▶ _Aim_: Copy out each line in the material below that has the word "Quyết".

▶ _Material for this task_:

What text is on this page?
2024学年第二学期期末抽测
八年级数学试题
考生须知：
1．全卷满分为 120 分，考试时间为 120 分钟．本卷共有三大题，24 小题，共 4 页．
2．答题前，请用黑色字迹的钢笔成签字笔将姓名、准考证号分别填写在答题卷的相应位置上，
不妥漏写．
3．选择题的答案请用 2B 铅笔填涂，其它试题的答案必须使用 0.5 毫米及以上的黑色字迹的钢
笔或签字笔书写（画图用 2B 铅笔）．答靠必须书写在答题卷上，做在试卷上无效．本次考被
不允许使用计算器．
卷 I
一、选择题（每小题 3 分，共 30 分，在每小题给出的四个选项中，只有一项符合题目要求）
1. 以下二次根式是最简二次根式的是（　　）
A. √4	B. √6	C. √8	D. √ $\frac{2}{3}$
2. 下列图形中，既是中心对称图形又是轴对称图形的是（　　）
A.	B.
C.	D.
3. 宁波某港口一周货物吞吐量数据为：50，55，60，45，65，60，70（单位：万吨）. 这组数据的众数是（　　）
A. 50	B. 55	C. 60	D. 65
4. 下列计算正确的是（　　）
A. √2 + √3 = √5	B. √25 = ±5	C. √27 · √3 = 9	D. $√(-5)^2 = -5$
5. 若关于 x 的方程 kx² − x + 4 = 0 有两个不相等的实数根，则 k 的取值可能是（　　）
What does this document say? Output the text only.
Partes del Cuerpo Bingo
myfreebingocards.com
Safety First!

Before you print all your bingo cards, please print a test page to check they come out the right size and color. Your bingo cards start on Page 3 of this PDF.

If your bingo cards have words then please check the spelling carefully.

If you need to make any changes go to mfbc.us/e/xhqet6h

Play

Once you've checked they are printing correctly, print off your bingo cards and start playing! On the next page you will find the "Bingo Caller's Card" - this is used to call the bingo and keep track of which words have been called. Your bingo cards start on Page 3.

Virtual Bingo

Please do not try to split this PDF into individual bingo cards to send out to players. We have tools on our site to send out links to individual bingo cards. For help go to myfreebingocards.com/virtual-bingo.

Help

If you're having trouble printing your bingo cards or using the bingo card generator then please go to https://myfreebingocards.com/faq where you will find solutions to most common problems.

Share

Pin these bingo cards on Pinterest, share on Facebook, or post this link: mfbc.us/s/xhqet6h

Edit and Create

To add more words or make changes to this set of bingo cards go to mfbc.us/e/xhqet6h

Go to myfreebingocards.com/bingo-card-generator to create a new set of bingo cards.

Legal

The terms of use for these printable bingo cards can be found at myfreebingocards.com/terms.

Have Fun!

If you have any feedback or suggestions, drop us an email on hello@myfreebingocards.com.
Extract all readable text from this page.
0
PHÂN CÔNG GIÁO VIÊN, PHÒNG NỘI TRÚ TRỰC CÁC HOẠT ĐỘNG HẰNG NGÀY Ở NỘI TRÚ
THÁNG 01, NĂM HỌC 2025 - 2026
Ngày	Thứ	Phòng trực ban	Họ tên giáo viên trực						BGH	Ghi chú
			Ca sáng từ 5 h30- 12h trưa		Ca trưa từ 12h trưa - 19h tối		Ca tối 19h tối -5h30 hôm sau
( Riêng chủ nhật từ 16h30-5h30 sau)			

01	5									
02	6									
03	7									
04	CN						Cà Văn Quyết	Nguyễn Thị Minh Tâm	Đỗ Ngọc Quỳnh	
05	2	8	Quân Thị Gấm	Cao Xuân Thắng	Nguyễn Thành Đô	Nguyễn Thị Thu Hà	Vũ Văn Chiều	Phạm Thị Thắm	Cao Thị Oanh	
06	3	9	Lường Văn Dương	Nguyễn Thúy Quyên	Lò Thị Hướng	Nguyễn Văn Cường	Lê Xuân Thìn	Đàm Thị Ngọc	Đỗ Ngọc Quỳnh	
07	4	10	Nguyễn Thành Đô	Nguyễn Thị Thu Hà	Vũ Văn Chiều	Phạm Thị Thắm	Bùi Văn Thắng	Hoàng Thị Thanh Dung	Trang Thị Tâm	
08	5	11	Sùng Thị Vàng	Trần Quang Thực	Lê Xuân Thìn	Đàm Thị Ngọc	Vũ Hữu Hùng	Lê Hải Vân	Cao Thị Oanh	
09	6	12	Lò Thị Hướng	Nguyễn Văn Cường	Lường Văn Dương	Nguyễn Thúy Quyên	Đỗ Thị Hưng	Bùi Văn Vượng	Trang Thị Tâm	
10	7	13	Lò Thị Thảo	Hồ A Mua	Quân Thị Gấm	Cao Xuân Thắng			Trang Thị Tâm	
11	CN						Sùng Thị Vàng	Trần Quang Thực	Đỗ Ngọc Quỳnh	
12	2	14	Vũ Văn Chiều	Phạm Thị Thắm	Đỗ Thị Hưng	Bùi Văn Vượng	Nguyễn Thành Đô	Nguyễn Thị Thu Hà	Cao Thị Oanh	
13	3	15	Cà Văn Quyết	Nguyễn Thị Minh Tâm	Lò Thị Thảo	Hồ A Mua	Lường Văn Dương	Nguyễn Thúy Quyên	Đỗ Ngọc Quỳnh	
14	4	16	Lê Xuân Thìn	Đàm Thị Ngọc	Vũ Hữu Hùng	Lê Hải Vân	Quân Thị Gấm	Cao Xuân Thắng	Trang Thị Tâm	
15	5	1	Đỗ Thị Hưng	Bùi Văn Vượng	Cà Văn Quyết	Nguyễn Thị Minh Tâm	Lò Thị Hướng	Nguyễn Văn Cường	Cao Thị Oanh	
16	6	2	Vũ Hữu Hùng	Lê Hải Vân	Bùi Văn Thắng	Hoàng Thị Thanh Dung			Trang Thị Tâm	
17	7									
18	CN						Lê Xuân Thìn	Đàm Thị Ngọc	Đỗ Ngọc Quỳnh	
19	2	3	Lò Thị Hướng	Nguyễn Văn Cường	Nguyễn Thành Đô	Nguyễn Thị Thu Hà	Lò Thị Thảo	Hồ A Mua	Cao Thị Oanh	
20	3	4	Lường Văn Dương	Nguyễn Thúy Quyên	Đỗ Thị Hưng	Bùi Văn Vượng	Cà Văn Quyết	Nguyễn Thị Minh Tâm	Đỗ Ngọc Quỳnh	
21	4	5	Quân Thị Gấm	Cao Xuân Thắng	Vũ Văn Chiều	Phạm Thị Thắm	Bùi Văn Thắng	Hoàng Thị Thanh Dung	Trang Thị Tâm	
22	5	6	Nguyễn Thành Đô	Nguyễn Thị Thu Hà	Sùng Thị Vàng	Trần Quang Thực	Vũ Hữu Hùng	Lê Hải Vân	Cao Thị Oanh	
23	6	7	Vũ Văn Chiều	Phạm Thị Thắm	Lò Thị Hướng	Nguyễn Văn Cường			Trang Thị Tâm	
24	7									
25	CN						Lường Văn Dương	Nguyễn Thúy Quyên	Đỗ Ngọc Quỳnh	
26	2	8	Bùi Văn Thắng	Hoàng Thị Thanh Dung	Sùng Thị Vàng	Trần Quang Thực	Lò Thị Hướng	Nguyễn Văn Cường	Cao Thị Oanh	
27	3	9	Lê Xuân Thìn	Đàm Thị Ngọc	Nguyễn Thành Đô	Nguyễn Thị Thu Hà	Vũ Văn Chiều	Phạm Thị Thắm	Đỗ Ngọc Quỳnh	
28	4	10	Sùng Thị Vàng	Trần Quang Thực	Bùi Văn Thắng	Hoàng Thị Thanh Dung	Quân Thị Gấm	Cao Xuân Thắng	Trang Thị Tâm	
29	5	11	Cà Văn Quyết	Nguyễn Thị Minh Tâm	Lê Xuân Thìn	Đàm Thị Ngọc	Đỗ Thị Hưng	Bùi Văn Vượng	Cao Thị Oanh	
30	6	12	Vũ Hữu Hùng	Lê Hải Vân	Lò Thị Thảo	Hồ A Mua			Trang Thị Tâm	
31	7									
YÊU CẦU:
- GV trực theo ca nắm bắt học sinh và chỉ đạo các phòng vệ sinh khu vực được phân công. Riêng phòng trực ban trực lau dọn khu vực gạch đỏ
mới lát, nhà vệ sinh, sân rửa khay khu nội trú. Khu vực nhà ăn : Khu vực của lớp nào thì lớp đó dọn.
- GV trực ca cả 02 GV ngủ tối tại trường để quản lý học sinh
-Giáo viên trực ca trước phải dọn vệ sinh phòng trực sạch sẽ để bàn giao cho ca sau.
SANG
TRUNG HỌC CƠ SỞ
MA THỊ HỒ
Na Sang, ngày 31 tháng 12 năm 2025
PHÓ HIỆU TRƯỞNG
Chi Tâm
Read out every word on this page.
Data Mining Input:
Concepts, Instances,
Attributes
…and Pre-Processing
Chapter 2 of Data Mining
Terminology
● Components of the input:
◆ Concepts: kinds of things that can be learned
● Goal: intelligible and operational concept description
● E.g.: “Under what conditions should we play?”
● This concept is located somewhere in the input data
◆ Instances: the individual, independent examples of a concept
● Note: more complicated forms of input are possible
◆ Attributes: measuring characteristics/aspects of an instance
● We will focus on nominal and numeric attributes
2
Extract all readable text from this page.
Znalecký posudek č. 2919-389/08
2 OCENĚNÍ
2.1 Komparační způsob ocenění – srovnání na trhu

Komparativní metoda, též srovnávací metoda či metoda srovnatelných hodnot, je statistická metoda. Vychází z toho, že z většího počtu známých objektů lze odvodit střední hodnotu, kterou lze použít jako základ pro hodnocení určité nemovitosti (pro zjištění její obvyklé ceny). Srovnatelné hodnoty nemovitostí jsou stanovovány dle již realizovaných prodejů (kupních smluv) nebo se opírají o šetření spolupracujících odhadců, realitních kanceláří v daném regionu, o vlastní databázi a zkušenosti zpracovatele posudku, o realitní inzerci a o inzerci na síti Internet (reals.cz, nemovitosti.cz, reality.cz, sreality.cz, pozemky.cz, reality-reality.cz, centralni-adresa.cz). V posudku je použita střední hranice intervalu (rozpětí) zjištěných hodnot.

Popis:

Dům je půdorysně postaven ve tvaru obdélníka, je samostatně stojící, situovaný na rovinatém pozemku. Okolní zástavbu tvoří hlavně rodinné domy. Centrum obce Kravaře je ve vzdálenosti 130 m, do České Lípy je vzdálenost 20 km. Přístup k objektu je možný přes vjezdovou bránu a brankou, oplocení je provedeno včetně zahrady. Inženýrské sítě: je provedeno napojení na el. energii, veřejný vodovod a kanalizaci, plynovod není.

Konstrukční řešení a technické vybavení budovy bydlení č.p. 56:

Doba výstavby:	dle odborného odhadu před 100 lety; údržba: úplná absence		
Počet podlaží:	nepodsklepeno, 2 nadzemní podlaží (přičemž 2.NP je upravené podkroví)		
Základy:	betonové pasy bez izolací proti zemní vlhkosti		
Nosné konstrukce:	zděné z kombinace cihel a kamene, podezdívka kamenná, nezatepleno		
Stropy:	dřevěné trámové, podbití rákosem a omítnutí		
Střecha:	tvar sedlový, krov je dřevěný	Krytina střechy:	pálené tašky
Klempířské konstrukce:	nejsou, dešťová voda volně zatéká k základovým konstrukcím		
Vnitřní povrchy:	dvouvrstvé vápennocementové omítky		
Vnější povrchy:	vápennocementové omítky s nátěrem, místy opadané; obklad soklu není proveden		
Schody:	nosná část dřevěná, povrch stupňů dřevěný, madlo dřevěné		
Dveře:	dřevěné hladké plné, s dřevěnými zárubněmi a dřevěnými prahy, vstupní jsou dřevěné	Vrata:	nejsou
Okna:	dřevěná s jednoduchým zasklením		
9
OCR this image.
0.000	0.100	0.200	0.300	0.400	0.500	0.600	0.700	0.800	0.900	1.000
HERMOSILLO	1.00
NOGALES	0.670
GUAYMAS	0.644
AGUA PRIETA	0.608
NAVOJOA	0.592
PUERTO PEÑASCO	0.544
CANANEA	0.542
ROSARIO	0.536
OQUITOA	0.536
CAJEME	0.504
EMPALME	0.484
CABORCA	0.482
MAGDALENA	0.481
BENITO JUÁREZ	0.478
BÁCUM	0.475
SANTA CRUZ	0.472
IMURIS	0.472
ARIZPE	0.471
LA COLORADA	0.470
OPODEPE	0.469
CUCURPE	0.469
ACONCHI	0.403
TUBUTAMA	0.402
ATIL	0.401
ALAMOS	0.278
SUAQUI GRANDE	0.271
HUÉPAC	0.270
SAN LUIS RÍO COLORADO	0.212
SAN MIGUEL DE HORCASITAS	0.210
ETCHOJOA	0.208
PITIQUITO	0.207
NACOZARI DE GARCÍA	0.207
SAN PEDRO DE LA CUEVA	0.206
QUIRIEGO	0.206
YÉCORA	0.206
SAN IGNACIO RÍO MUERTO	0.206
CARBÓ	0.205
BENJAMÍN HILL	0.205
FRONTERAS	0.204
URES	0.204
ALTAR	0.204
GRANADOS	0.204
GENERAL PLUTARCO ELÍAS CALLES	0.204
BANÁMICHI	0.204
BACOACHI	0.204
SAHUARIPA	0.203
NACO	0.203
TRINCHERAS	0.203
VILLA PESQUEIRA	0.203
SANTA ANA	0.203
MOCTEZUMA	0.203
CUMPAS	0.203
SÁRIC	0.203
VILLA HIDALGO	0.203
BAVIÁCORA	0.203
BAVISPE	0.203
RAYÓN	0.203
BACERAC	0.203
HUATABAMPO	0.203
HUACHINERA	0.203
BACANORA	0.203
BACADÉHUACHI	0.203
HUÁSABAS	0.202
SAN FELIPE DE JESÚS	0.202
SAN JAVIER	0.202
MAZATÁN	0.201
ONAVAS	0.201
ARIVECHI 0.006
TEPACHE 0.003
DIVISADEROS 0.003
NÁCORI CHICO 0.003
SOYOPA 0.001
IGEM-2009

▶ _Output_:
04	CN						Cà Văn Quyết	Nguyễn Thị Minh Tâm	Đỗ Ngọc Quỳnh	
13	3	15	Cà Văn Quyết	Nguyễn Thị Minh Tâm	Lò Thị Thảo	Hồ A Mua	Lường Văn Dương	Nguyễn Thúy Quyên	Đỗ Ngọc Quỳnh	
15	5	1	Đỗ Thị Hưng	Bùi Văn Vượng	Cà Văn Quyết	Nguyễn Thị Minh Tâm	Lò Thị Hướng	Nguyễn Văn Cường	Cao Thị Oanh	
20	3	4	Lường Văn Dương	Nguyễn Thúy Quyên	Đỗ Thị Hưng	Bùi Văn Vượng	Cà Văn Quyết	Nguyễn Thị Minh Tâm	Đỗ Ngọc Quỳnh	
29	5	11	Cà Văn Quyết	Nguyễn Thị Minh Tâm	Lê Xuân Thìn	Đàm Thị Ngọc	Đỗ Thị Hưng	Bùi Văn Vượng	Cao Thị Oanh	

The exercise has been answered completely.